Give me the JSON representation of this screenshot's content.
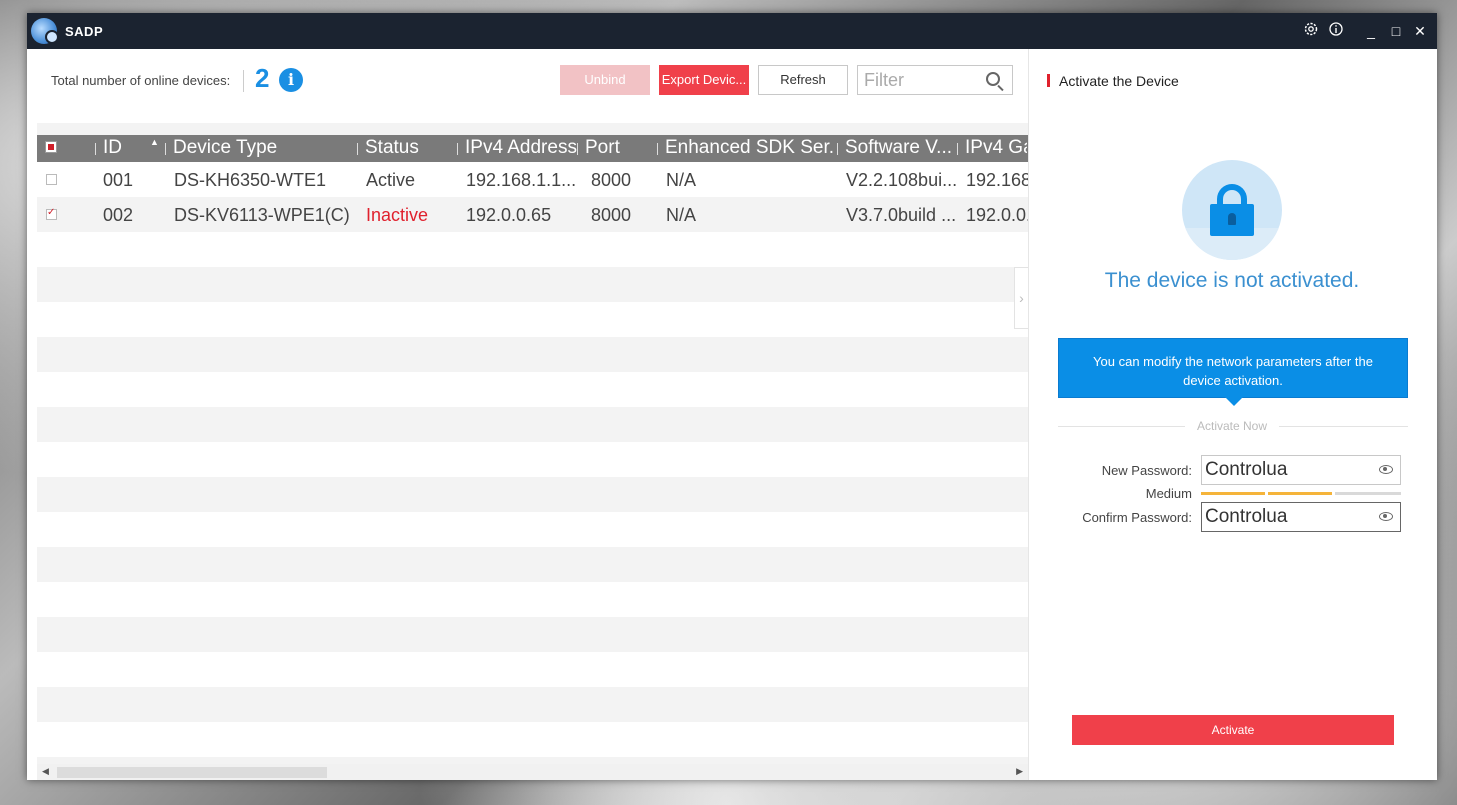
{
  "app": {
    "title": "SADP",
    "window_controls": {
      "settings_icon": "gear-icon",
      "info_icon": "info-icon",
      "minimize": "_",
      "maximize": "□",
      "close": "✕"
    }
  },
  "toolbar": {
    "total_label": "Total number of online devices:",
    "total_count": "2",
    "info_glyph": "i",
    "unbind_label": "Unbind",
    "export_label": "Export Devic...",
    "refresh_label": "Refresh",
    "filter_placeholder": "Filter",
    "filter_value": ""
  },
  "table": {
    "columns": [
      "ID",
      "Device Type",
      "Status",
      "IPv4 Address",
      "Port",
      "Enhanced SDK Ser...",
      "Software V...",
      "IPv4 Ga"
    ],
    "rows": [
      {
        "id": "001",
        "device_type": "DS-KH6350-WTE1",
        "status": "Active",
        "ipv4": "192.168.1.1...",
        "port": "8000",
        "sdk": "N/A",
        "software": "V2.2.108bui...",
        "gateway": "192.168",
        "checked": false
      },
      {
        "id": "002",
        "device_type": "DS-KV6113-WPE1(C)",
        "status": "Inactive",
        "ipv4": "192.0.0.65",
        "port": "8000",
        "sdk": "N/A",
        "software": "V3.7.0build ...",
        "gateway": "192.0.0.",
        "checked": true
      }
    ]
  },
  "panel": {
    "title": "Activate the Device",
    "message": "The device is not activated.",
    "tooltip": "You can modify the network parameters after the device activation.",
    "activate_now": "Activate Now",
    "new_password_label": "New Password:",
    "new_password_value": "Controlua",
    "strength_label": "Medium",
    "strength_level": 2,
    "strength_max": 3,
    "confirm_password_label": "Confirm Password:",
    "confirm_password_value": "Controlua",
    "activate_label": "Activate"
  },
  "colors": {
    "accent_red": "#f0404a",
    "accent_blue": "#0a8ee6",
    "titlebar": "#1b2330",
    "strength_on": "#f5b43a"
  }
}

Exercise brief: Every line of the data above should be quoted exactly. Omit the pictures.

Task response:
Give me the JSON representation of this screenshot's content.
{
  "app": {
    "title": "SADP",
    "window_controls": {
      "settings_icon": "gear-icon",
      "info_icon": "info-icon",
      "minimize": "_",
      "maximize": "□",
      "close": "✕"
    }
  },
  "toolbar": {
    "total_label": "Total number of online devices:",
    "total_count": "2",
    "info_glyph": "i",
    "unbind_label": "Unbind",
    "export_label": "Export Devic...",
    "refresh_label": "Refresh",
    "filter_placeholder": "Filter",
    "filter_value": ""
  },
  "table": {
    "columns": [
      "ID",
      "Device Type",
      "Status",
      "IPv4 Address",
      "Port",
      "Enhanced SDK Ser...",
      "Software V...",
      "IPv4 Ga"
    ],
    "rows": [
      {
        "id": "001",
        "device_type": "DS-KH6350-WTE1",
        "status": "Active",
        "ipv4": "192.168.1.1...",
        "port": "8000",
        "sdk": "N/A",
        "software": "V2.2.108bui...",
        "gateway": "192.168",
        "checked": false
      },
      {
        "id": "002",
        "device_type": "DS-KV6113-WPE1(C)",
        "status": "Inactive",
        "ipv4": "192.0.0.65",
        "port": "8000",
        "sdk": "N/A",
        "software": "V3.7.0build ...",
        "gateway": "192.0.0.",
        "checked": true
      }
    ]
  },
  "panel": {
    "title": "Activate the Device",
    "message": "The device is not activated.",
    "tooltip": "You can modify the network parameters after the device activation.",
    "activate_now": "Activate Now",
    "new_password_label": "New Password:",
    "new_password_value": "Controlua",
    "strength_label": "Medium",
    "strength_level": 2,
    "strength_max": 3,
    "confirm_password_label": "Confirm Password:",
    "confirm_password_value": "Controlua",
    "activate_label": "Activate"
  },
  "colors": {
    "accent_red": "#f0404a",
    "accent_blue": "#0a8ee6",
    "titlebar": "#1b2330",
    "strength_on": "#f5b43a"
  }
}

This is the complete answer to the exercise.